Items from a data source:
--- start ---
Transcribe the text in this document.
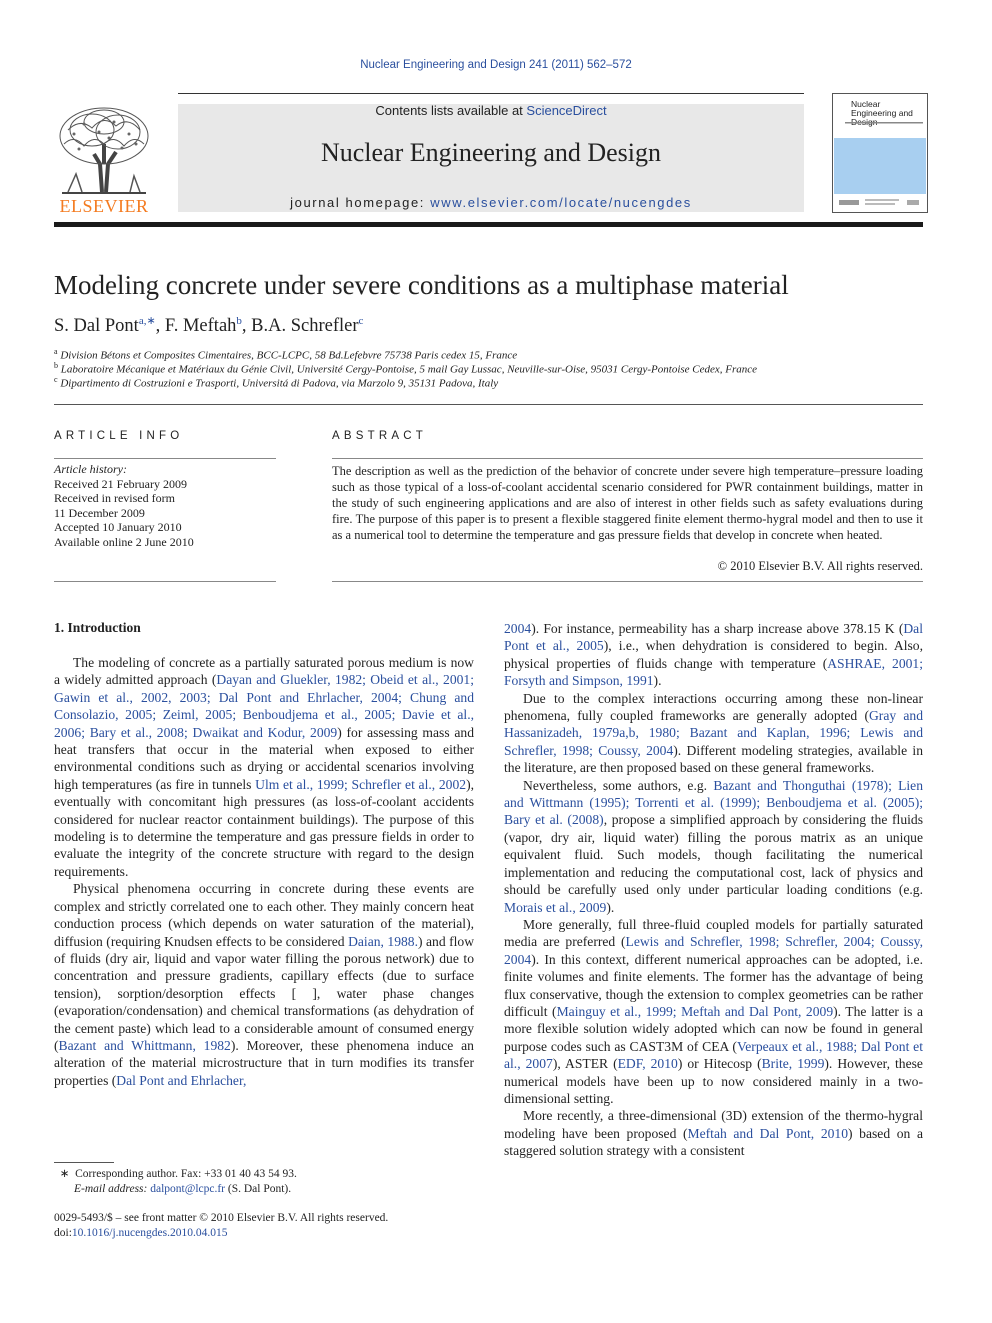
Nuclear Engineering and Design 241 (2011) 562–572
ELSEVIER
Contents lists available at ScienceDirect
Nuclear Engineering and Design
journal homepage: www.elsevier.com/locate/nucengdes
Nuclear Engineering and
Modeling concrete under severe conditions as a multiphase material
S. Dal Pont$^{a,∗}$, F. Meftah$^b$, B.A. Schrefler$^c$
$^a$ Division Bétons et Composites Cimentaires, BCC-LCPC, 58 Bd.Lefebvre 75738 Paris cedex 15, France
$^b$ Laboratoire Mécanique et Matériaux du Génie Civil, Université Cergy-Pontoise, 5 mail Gay Lussac, Neuville-sur-Oise, 95031 Cergy-Pontoise Cedex, France
$^c$ Dipartimento di Costruzioni e Trasporti, Universitá di Padova, via Marzolo 9, 35131 Padova, Italy
ARTICLE INFO
Article history:
Received 21 February 2009
Received in revised form
11 December 2009
Accepted 10 January 2010
Available online 2 June 2010
ABSTRACT
The description as well as the prediction of the behavior of concrete under severe high temperature–pressure loading such as those typical of a loss-of-coolant accidental scenario considered for PWR containment buildings, matter in the study of such engineering applications and are also of interest in other fields such as safety evaluations during fire. The purpose of this paper is to present a flexible staggered finite element thermo-hygral model and then to use it as a numerical tool to determine the temperature and gas pressure fields that develop in concrete when heated.
© 2010 Elsevier B.V. All rights reserved.
1. Introduction

The modeling of concrete as a partially saturated porous medium is now a widely admitted approach (Dayan and Gluekler, 1982; Obeid et al., 2001; Gawin et al., 2002, 2003; Dal Pont and Ehrlacher, 2004; Chung and Consolazio, 2005; Zeiml, 2005; Benboudjema et al., 2005; Davie et al., 2006; Bary et al., 2008; Dwaikat and Kodur, 2009) for assessing mass and heat transfers that occur in the material when exposed to either environmental conditions such as drying or accidental scenarios involving high temperatures (as fire in tunnels Ulm et al., 1999; Schrefler et al., 2002), eventually with concomitant high pressures (as loss-of-coolant accidents considered for nuclear reactor containment buildings). The purpose of this modeling is to determine the temperature and gas pressure fields in order to evaluate the integrity of the concrete structure with regard to the design requirements.

Physical phenomena occurring in concrete during these events are complex and strictly correlated one to each other. They mainly concern heat conduction process (which depends on water saturation of the material), diffusion (requiring Knudsen effects to be considered Daian, 1988.) and flow of fluids (dry air, liquid and vapor water filling the porous network) due to concentration and pressure gradients, capillary effects (due to surface tension), sorption/desorption effects [ ], water phase changes (evaporation/condensation) and chemical transformations (as dehydration of the cement paste) which lead to a considerable amount of consumed energy (Bazant and Whittmann, 1982). Moreover, these phenomena induce an alteration of the material microstructure that in turn modifies its transfer properties (Dal Pont and Ehrlacher,

2004). For instance, permeability has a sharp increase above 378.15 K (Dal Pont et al., 2005), i.e., when dehydration is considered to begin. Also, physical properties of fluids change with temperature (ASHRAE, 2001; Forsyth and Simpson, 1991).

Due to the complex interactions occurring among these non-linear phenomena, fully coupled frameworks are generally adopted (Gray and Hassanizadeh, 1979a,b, 1980; Bazant and Kaplan, 1996; Lewis and Schrefler, 1998; Coussy, 2004). Different modeling strategies, available in the literature, are then proposed based on these general frameworks.

Nevertheless, some authors, e.g. Bazant and Thonguthai (1978); Lien and Wittmann (1995); Torrenti et al. (1999); Benboudjema et al. (2005); Bary et al. (2008), propose a simplified approach by considering the fluids (vapor, dry air, liquid water) filling the porous matrix as an unique equivalent fluid. Such models, though facilitating the numerical implementation and reducing the computational cost, lack of physics and should be carefully used only under particular loading conditions (e.g. Morais et al., 2009).

More generally, full three-fluid coupled models for partially saturated media are preferred (Lewis and Schrefler, 1998; Schrefler, 2004; Coussy, 2004). In this context, different numerical approaches can be adopted, i.e. finite volumes and finite elements. The former has the advantage of being flux conservative, though the extension to complex geometries can be rather difficult (Mainguy et al., 1999; Meftah and Dal Pont, 2009). The latter is a more flexible solution widely adopted which can now be found in general purpose codes such as CAST3M of CEA (Verpeaux et al., 1988; Dal Pont et al., 2007), ASTER (EDF, 2010) or Hitecosp (Brite, 1999). However, these numerical models have been up to now considered mainly in a two-dimensional setting.

More recently, a three-dimensional (3D) extension of the thermo-hygral modeling have been proposed (Meftah and Dal Pont, 2010) based on a staggered solution strategy with a consistent

∗ Corresponding author. Fax: +33 01 40 43 54 93.
E-mail address: dalpont@lcpc.fr (S. Dal Pont).
0029-5493/$ – see front matter © 2010 Elsevier B.V. All rights reserved.
doi:10.1016/j.nucengdes.2010.04.015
--- end ---
Report all lines of the data above that include the string "hygral".

The description as well as the prediction of the behavior of concrete under severe high temperature–pressure loading such as those typical of a loss-of-coolant accidental scenario considered for PWR containment buildings, matter in the study of such engineering applications and are also of interest in other fields such as safety evaluations during fire. The purpose of this paper is to present a flexible staggered finite element thermo-hygral model and then to use it as a numerical tool to determine the temperature and gas pressure fields that develop in concrete when heated.
More recently, a three-dimensional (3D) extension of the thermo-hygral modeling have been proposed (Meftah and Dal Pont, 2010) based on a staggered solution strategy with a consistent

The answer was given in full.